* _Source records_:
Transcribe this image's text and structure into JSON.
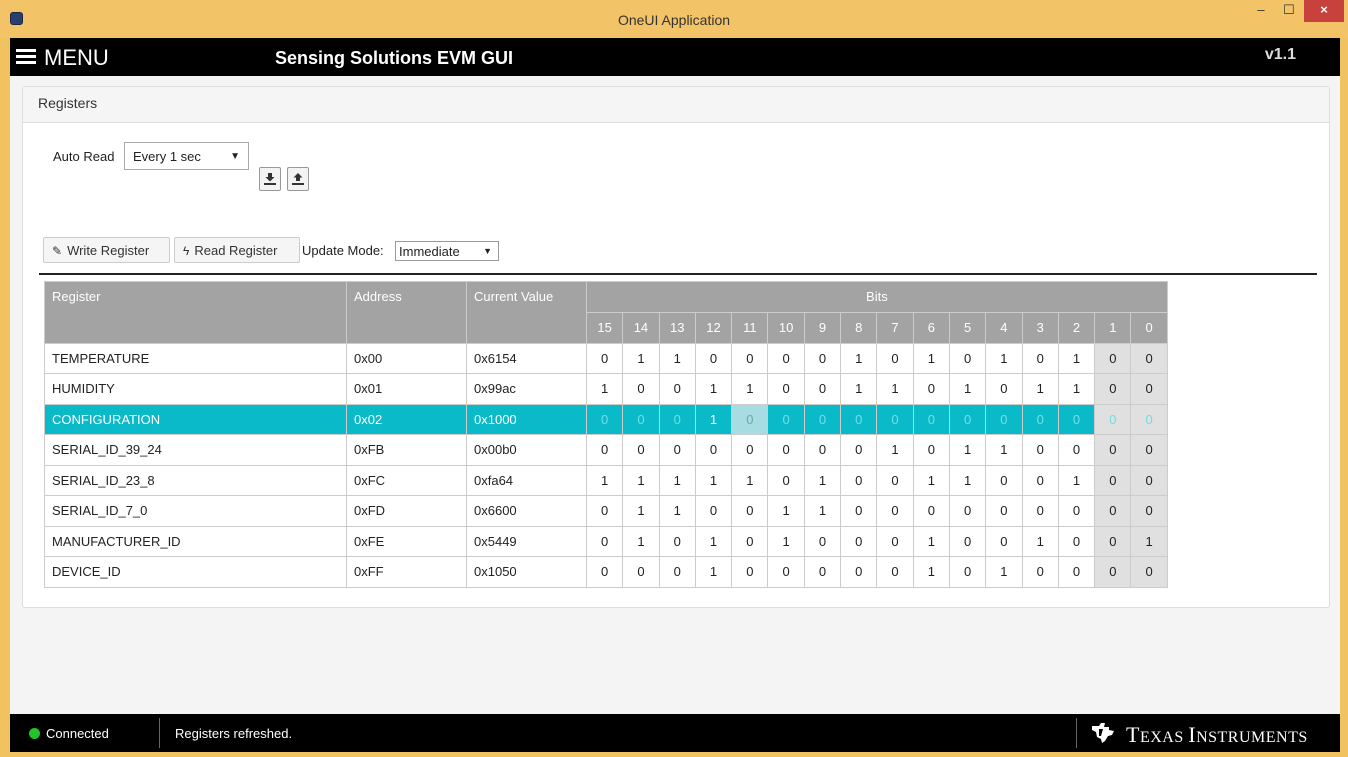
{
  "window": {
    "title": "OneUI Application",
    "min_glyph": "–",
    "max_glyph": "☐",
    "close_glyph": "×"
  },
  "header": {
    "menu_label": "MENU",
    "app_title": "Sensing Solutions EVM GUI",
    "version": "v1.1"
  },
  "panel": {
    "title": "Registers",
    "auto_read": {
      "label": "Auto Read",
      "value": "Every 1 sec"
    },
    "icons": [
      "download-icon",
      "upload-icon"
    ],
    "write_button": "Write Register",
    "read_button": "Read Register",
    "update_mode": {
      "label": "Update Mode:",
      "value": "Immediate"
    }
  },
  "table": {
    "headers": {
      "register": "Register",
      "address": "Address",
      "current_value": "Current Value",
      "bits": "Bits"
    },
    "bit_numbers": [
      "15",
      "14",
      "13",
      "12",
      "11",
      "10",
      "9",
      "8",
      "7",
      "6",
      "5",
      "4",
      "3",
      "2",
      "1",
      "0"
    ],
    "readonly_bits": [
      "1",
      "0"
    ],
    "selected_row": 2,
    "focused_bit": "11",
    "rows": [
      {
        "name": "TEMPERATURE",
        "address": "0x00",
        "value": "0x6154",
        "bits": [
          "0",
          "1",
          "1",
          "0",
          "0",
          "0",
          "0",
          "1",
          "0",
          "1",
          "0",
          "1",
          "0",
          "1",
          "0",
          "0"
        ]
      },
      {
        "name": "HUMIDITY",
        "address": "0x01",
        "value": "0x99ac",
        "bits": [
          "1",
          "0",
          "0",
          "1",
          "1",
          "0",
          "0",
          "1",
          "1",
          "0",
          "1",
          "0",
          "1",
          "1",
          "0",
          "0"
        ]
      },
      {
        "name": "CONFIGURATION",
        "address": "0x02",
        "value": "0x1000",
        "bits": [
          "0",
          "0",
          "0",
          "1",
          "0",
          "0",
          "0",
          "0",
          "0",
          "0",
          "0",
          "0",
          "0",
          "0",
          "0",
          "0"
        ]
      },
      {
        "name": "SERIAL_ID_39_24",
        "address": "0xFB",
        "value": "0x00b0",
        "bits": [
          "0",
          "0",
          "0",
          "0",
          "0",
          "0",
          "0",
          "0",
          "1",
          "0",
          "1",
          "1",
          "0",
          "0",
          "0",
          "0"
        ]
      },
      {
        "name": "SERIAL_ID_23_8",
        "address": "0xFC",
        "value": "0xfa64",
        "bits": [
          "1",
          "1",
          "1",
          "1",
          "1",
          "0",
          "1",
          "0",
          "0",
          "1",
          "1",
          "0",
          "0",
          "1",
          "0",
          "0"
        ]
      },
      {
        "name": "SERIAL_ID_7_0",
        "address": "0xFD",
        "value": "0x6600",
        "bits": [
          "0",
          "1",
          "1",
          "0",
          "0",
          "1",
          "1",
          "0",
          "0",
          "0",
          "0",
          "0",
          "0",
          "0",
          "0",
          "0"
        ]
      },
      {
        "name": "MANUFACTURER_ID",
        "address": "0xFE",
        "value": "0x5449",
        "bits": [
          "0",
          "1",
          "0",
          "1",
          "0",
          "1",
          "0",
          "0",
          "0",
          "1",
          "0",
          "0",
          "1",
          "0",
          "0",
          "1"
        ]
      },
      {
        "name": "DEVICE_ID",
        "address": "0xFF",
        "value": "0x1050",
        "bits": [
          "0",
          "0",
          "0",
          "1",
          "0",
          "0",
          "0",
          "0",
          "0",
          "1",
          "0",
          "1",
          "0",
          "0",
          "0",
          "0"
        ]
      }
    ]
  },
  "status": {
    "connection": "Connected",
    "message": "Registers refreshed.",
    "brand": "Texas Instruments",
    "brand_display": [
      "T",
      "EXAS ",
      "I",
      "NSTRUMENTS"
    ]
  },
  "colors": {
    "titlebar": "#f3c367",
    "selected_row": "#0bbac9",
    "connected": "#23c32a",
    "close_button": "#c7423c"
  }
}
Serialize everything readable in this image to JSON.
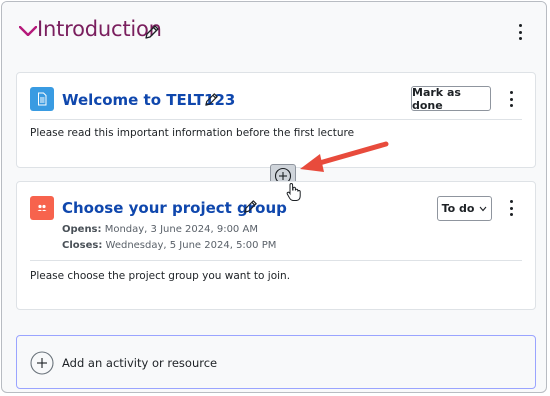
{
  "section": {
    "title": "Introduction"
  },
  "activities": [
    {
      "title": "Welcome to TELT123",
      "action_label": "Mark as done",
      "description": "Please read this important information before the first lecture",
      "icon": "page-icon"
    },
    {
      "title": "Choose your project group",
      "action_label": "To do",
      "opens_label": "Opens:",
      "opens_value": "Monday, 3 June 2024, 9:00 AM",
      "closes_label": "Closes:",
      "closes_value": "Wednesday, 5 June 2024, 5:00 PM",
      "description": "Please choose the project group you want to join.",
      "icon": "group-choice-icon"
    }
  ],
  "add_activity": {
    "label": "Add an activity or resource"
  },
  "colors": {
    "section_title": "#7a1f5e",
    "activity_title": "#0f47ad",
    "page_icon": "#399be2",
    "choice_icon": "#f7634d",
    "annotation_arrow": "#e84b3c"
  }
}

* _THE TASK_: Reply with only the number of lines in the entries that contain the word "address".

* _RESULT FOR THIS EXERCISE_: 9